## WRITTEN INSTRUCTION
Which lines in the material below contain the word "Usage"? Copy each of them.

Dataset entries:
══════════

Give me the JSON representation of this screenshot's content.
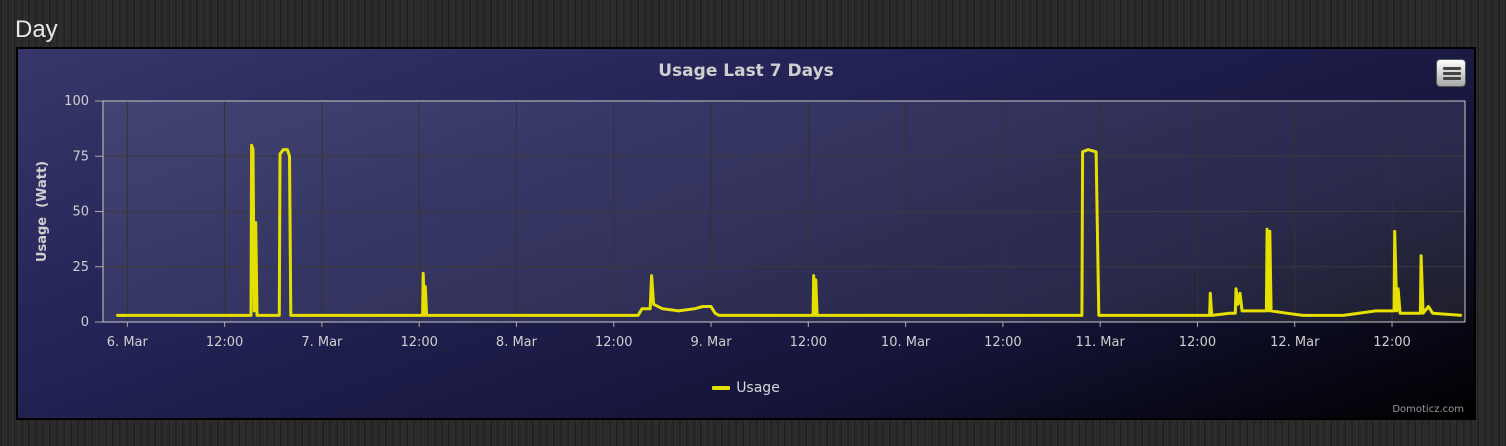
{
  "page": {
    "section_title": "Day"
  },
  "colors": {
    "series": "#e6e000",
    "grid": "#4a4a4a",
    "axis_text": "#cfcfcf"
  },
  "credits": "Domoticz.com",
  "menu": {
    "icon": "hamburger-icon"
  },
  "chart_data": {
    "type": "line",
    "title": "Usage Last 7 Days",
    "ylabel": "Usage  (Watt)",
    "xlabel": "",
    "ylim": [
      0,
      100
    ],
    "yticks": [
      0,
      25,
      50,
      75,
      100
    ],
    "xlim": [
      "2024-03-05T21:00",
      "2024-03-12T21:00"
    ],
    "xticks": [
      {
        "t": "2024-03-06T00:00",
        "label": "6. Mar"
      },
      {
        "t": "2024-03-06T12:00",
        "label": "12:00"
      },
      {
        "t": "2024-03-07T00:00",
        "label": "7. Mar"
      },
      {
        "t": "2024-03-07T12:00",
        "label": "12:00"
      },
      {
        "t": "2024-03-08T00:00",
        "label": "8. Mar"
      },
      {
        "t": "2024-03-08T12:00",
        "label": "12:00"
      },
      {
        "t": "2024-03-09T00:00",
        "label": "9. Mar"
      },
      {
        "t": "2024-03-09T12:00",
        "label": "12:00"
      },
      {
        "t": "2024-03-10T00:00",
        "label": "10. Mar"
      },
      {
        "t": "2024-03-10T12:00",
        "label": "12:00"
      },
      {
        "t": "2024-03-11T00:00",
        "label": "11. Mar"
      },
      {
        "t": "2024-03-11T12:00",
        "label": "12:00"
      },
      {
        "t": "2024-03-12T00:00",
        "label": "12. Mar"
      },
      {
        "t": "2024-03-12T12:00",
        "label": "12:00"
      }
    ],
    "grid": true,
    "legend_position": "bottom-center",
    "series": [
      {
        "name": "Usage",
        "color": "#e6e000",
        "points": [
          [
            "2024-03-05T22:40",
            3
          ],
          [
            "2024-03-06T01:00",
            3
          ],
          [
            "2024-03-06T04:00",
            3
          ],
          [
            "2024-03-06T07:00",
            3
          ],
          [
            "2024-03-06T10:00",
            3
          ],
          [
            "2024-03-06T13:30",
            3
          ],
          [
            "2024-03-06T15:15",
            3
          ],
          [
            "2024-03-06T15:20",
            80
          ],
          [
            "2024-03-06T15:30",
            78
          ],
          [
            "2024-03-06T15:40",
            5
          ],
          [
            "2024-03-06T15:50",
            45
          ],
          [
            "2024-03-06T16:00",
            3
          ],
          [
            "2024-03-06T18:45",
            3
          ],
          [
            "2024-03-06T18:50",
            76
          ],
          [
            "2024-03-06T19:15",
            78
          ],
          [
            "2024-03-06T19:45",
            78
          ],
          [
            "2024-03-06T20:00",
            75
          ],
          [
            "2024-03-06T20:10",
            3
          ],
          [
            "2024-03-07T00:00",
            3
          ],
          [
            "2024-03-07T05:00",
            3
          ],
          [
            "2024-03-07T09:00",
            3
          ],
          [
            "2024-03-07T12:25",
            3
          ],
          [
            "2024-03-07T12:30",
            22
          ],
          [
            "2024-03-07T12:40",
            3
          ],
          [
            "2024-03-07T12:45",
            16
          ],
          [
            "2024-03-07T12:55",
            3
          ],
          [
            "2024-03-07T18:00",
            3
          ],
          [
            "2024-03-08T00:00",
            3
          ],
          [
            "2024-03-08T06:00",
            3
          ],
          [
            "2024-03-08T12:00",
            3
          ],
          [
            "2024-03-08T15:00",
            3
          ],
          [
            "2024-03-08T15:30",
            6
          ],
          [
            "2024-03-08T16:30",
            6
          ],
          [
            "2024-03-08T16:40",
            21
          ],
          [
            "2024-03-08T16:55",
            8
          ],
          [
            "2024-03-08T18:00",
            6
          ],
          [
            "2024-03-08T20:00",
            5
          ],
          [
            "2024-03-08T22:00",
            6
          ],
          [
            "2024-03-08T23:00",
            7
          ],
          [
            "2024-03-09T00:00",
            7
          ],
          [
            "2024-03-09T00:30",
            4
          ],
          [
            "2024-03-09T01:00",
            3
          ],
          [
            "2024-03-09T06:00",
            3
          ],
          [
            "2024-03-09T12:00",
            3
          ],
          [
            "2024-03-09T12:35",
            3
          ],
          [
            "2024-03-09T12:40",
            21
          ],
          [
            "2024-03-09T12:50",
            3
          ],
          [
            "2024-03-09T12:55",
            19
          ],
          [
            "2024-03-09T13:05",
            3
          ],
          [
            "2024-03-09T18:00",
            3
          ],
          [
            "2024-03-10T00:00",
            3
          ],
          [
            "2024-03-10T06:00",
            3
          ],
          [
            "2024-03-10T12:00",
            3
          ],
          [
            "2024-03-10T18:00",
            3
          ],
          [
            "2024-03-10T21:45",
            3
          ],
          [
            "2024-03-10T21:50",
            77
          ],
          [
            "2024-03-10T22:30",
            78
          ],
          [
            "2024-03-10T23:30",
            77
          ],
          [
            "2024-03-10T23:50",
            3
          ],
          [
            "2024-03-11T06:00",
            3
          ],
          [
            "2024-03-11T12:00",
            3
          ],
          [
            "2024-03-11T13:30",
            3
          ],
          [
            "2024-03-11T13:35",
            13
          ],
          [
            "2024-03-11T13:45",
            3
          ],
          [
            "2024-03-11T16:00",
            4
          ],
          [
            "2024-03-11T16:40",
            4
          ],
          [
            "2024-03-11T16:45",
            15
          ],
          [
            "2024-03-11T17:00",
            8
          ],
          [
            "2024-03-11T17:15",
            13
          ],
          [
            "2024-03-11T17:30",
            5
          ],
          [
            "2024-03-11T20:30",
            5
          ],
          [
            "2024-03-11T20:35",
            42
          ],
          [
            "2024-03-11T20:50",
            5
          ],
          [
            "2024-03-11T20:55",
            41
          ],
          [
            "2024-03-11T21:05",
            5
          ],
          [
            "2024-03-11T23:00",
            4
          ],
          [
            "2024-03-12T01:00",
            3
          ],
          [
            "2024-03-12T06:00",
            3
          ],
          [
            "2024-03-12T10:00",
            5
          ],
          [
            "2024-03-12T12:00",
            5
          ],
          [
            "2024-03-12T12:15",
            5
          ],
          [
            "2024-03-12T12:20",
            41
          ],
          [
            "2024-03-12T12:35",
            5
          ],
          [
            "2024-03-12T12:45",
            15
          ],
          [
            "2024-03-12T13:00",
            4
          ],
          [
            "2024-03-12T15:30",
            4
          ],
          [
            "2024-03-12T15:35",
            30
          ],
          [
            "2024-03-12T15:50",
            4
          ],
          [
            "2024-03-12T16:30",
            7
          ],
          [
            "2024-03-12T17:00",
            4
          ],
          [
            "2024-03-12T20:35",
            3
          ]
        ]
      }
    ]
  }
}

══════════

## WRITTEN ANSWER
    "title": "Usage Last 7 Days",
    "ylabel": "Usage  (Watt)",
        "name": "Usage",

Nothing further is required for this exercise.